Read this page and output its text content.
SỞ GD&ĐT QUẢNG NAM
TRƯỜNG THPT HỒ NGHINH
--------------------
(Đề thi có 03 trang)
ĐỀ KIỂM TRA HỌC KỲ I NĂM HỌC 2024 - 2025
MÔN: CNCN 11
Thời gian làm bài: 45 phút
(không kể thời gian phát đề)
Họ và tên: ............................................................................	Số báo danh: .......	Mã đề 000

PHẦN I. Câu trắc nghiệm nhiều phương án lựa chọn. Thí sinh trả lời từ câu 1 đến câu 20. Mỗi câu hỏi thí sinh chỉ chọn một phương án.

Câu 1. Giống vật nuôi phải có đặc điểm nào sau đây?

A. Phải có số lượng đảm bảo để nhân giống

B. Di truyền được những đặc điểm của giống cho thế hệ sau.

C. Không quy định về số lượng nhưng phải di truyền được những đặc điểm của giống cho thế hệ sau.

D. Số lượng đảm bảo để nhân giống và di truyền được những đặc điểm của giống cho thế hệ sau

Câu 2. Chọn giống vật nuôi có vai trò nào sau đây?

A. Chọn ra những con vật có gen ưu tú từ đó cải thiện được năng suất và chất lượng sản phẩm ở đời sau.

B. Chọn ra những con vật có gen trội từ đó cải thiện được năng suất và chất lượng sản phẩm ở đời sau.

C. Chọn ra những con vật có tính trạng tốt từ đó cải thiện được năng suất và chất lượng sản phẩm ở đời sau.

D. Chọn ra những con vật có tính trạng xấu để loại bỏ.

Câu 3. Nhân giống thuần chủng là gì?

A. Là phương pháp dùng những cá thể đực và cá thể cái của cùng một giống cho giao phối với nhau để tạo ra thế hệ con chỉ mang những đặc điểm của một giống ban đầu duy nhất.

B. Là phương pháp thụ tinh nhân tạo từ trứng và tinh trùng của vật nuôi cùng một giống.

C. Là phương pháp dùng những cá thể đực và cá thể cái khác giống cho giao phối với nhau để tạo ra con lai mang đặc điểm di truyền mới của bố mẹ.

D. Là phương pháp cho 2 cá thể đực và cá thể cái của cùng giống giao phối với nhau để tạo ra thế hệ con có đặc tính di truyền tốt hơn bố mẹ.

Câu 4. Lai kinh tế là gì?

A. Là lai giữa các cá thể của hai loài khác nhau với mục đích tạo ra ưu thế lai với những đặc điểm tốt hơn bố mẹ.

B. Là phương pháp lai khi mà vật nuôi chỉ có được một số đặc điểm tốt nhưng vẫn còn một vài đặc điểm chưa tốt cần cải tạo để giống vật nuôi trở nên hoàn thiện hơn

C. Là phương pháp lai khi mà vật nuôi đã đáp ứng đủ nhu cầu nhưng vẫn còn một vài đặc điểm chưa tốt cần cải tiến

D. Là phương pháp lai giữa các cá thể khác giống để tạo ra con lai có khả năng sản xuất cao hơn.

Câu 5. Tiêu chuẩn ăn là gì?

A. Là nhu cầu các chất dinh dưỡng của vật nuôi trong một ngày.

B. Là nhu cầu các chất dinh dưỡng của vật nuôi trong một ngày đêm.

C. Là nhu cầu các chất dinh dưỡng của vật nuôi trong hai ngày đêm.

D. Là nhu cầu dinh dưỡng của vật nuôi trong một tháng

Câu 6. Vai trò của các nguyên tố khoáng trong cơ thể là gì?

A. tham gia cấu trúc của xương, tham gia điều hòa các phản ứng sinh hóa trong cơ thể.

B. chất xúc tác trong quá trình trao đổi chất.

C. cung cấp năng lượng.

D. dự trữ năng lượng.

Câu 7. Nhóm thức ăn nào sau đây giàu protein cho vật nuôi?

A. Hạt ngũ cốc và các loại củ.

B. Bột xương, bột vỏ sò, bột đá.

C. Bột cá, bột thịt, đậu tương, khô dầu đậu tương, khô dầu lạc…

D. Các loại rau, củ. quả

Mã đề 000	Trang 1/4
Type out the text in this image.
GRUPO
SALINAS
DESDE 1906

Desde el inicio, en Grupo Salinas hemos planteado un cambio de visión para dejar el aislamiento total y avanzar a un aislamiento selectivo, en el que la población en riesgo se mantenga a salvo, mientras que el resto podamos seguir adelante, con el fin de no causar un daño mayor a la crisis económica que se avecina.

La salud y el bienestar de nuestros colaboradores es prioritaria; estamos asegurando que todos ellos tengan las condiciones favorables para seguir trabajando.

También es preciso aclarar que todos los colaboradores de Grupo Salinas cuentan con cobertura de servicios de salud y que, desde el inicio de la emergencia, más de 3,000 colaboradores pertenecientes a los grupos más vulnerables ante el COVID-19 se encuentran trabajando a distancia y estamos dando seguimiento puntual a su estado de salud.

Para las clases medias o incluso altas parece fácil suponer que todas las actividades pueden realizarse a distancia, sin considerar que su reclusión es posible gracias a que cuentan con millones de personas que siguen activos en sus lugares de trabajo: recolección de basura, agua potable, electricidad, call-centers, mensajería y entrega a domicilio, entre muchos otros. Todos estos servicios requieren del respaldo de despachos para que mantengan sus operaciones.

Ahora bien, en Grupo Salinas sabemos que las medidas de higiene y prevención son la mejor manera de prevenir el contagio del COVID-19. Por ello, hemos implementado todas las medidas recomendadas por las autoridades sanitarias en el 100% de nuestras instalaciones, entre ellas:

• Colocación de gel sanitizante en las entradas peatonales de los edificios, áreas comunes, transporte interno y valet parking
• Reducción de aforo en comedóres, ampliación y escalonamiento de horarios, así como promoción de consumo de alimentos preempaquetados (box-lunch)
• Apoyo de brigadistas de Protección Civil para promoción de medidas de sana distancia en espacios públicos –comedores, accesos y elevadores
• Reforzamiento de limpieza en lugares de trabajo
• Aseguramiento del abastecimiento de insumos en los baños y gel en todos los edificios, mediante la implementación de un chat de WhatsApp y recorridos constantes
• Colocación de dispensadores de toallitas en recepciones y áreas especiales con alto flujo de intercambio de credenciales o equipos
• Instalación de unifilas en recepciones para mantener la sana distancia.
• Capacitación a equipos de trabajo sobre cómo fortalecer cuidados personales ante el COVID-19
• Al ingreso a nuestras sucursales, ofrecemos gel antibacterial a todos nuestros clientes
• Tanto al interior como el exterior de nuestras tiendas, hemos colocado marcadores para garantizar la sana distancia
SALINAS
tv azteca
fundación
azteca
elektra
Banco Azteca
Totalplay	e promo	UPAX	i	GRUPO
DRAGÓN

===

__Exercise aim__
Print the whole listing again, exactly.

__Solution to the exercise__
Read this page and output its text content.
SỞ GD&ĐT QUẢNG NAM
TRƯỜNG THPT HỒ NGHINH
--------------------
(Đề thi có 03 trang)
ĐỀ KIỂM TRA HỌC KỲ I NĂM HỌC 2024 - 2025
MÔN: CNCN 11
Thời gian làm bài: 45 phút
(không kể thời gian phát đề)
Họ và tên: ............................................................................	Số báo danh: .......	Mã đề 000

PHẦN I. Câu trắc nghiệm nhiều phương án lựa chọn. Thí sinh trả lời từ câu 1 đến câu 20. Mỗi câu hỏi thí sinh chỉ chọn một phương án.

Câu 1. Giống vật nuôi phải có đặc điểm nào sau đây?

A. Phải có số lượng đảm bảo để nhân giống

B. Di truyền được những đặc điểm của giống cho thế hệ sau.

C. Không quy định về số lượng nhưng phải di truyền được những đặc điểm của giống cho thế hệ sau.

D. Số lượng đảm bảo để nhân giống và di truyền được những đặc điểm của giống cho thế hệ sau

Câu 2. Chọn giống vật nuôi có vai trò nào sau đây?

A. Chọn ra những con vật có gen ưu tú từ đó cải thiện được năng suất và chất lượng sản phẩm ở đời sau.

B. Chọn ra những con vật có gen trội từ đó cải thiện được năng suất và chất lượng sản phẩm ở đời sau.

C. Chọn ra những con vật có tính trạng tốt từ đó cải thiện được năng suất và chất lượng sản phẩm ở đời sau.

D. Chọn ra những con vật có tính trạng xấu để loại bỏ.

Câu 3. Nhân giống thuần chủng là gì?

A. Là phương pháp dùng những cá thể đực và cá thể cái của cùng một giống cho giao phối với nhau để tạo ra thế hệ con chỉ mang những đặc điểm của một giống ban đầu duy nhất.

B. Là phương pháp thụ tinh nhân tạo từ trứng và tinh trùng của vật nuôi cùng một giống.

C. Là phương pháp dùng những cá thể đực và cá thể cái khác giống cho giao phối với nhau để tạo ra con lai mang đặc điểm di truyền mới của bố mẹ.

D. Là phương pháp cho 2 cá thể đực và cá thể cái của cùng giống giao phối với nhau để tạo ra thế hệ con có đặc tính di truyền tốt hơn bố mẹ.

Câu 4. Lai kinh tế là gì?

A. Là lai giữa các cá thể của hai loài khác nhau với mục đích tạo ra ưu thế lai với những đặc điểm tốt hơn bố mẹ.

B. Là phương pháp lai khi mà vật nuôi chỉ có được một số đặc điểm tốt nhưng vẫn còn một vài đặc điểm chưa tốt cần cải tạo để giống vật nuôi trở nên hoàn thiện hơn

C. Là phương pháp lai khi mà vật nuôi đã đáp ứng đủ nhu cầu nhưng vẫn còn một vài đặc điểm chưa tốt cần cải tiến

D. Là phương pháp lai giữa các cá thể khác giống để tạo ra con lai có khả năng sản xuất cao hơn.

Câu 5. Tiêu chuẩn ăn là gì?

A. Là nhu cầu các chất dinh dưỡng của vật nuôi trong một ngày.

B. Là nhu cầu các chất dinh dưỡng của vật nuôi trong một ngày đêm.

C. Là nhu cầu các chất dinh dưỡng của vật nuôi trong hai ngày đêm.

D. Là nhu cầu dinh dưỡng của vật nuôi trong một tháng

Câu 6. Vai trò của các nguyên tố khoáng trong cơ thể là gì?

A. tham gia cấu trúc của xương, tham gia điều hòa các phản ứng sinh hóa trong cơ thể.

B. chất xúc tác trong quá trình trao đổi chất.

C. cung cấp năng lượng.

D. dự trữ năng lượng.

Câu 7. Nhóm thức ăn nào sau đây giàu protein cho vật nuôi?

A. Hạt ngũ cốc và các loại củ.

B. Bột xương, bột vỏ sò, bột đá.

C. Bột cá, bột thịt, đậu tương, khô dầu đậu tương, khô dầu lạc…

D. Các loại rau, củ. quả

Mã đề 000	Trang 1/4
Type out the text in this image.
GRUPO
SALINAS
DESDE 1906

Desde el inicio, en Grupo Salinas hemos planteado un cambio de visión para dejar el aislamiento total y avanzar a un aislamiento selectivo, en el que la población en riesgo se mantenga a salvo, mientras que el resto podamos seguir adelante, con el fin de no causar un daño mayor a la crisis económica que se avecina.

La salud y el bienestar de nuestros colaboradores es prioritaria; estamos asegurando que todos ellos tengan las condiciones favorables para seguir trabajando.

También es preciso aclarar que todos los colaboradores de Grupo Salinas cuentan con cobertura de servicios de salud y que, desde el inicio de la emergencia, más de 3,000 colaboradores pertenecientes a los grupos más vulnerables ante el COVID-19 se encuentran trabajando a distancia y estamos dando seguimiento puntual a su estado de salud.

Para las clases medias o incluso altas parece fácil suponer que todas las actividades pueden realizarse a distancia, sin considerar que su reclusión es posible gracias a que cuentan con millones de personas que siguen activos en sus lugares de trabajo: recolección de basura, agua potable, electricidad, call-centers, mensajería y entrega a domicilio, entre muchos otros. Todos estos servicios requieren del respaldo de despachos para que mantengan sus operaciones.

Ahora bien, en Grupo Salinas sabemos que las medidas de higiene y prevención son la mejor manera de prevenir el contagio del COVID-19. Por ello, hemos implementado todas las medidas recomendadas por las autoridades sanitarias en el 100% de nuestras instalaciones, entre ellas:

• Colocación de gel sanitizante en las entradas peatonales de los edificios, áreas comunes, transporte interno y valet parking
• Reducción de aforo en comedóres, ampliación y escalonamiento de horarios, así como promoción de consumo de alimentos preempaquetados (box-lunch)
• Apoyo de brigadistas de Protección Civil para promoción de medidas de sana distancia en espacios públicos –comedores, accesos y elevadores
• Reforzamiento de limpieza en lugares de trabajo
• Aseguramiento del abastecimiento de insumos en los baños y gel en todos los edificios, mediante la implementación de un chat de WhatsApp y recorridos constantes
• Colocación de dispensadores de toallitas en recepciones y áreas especiales con alto flujo de intercambio de credenciales o equipos
• Instalación de unifilas en recepciones para mantener la sana distancia.
• Capacitación a equipos de trabajo sobre cómo fortalecer cuidados personales ante el COVID-19
• Al ingreso a nuestras sucursales, ofrecemos gel antibacterial a todos nuestros clientes
• Tanto al interior como el exterior de nuestras tiendas, hemos colocado marcadores para garantizar la sana distancia
SALINAS
tv azteca
fundación
azteca
elektra
Banco Azteca
Totalplay	e promo	UPAX	i	GRUPO
DRAGÓN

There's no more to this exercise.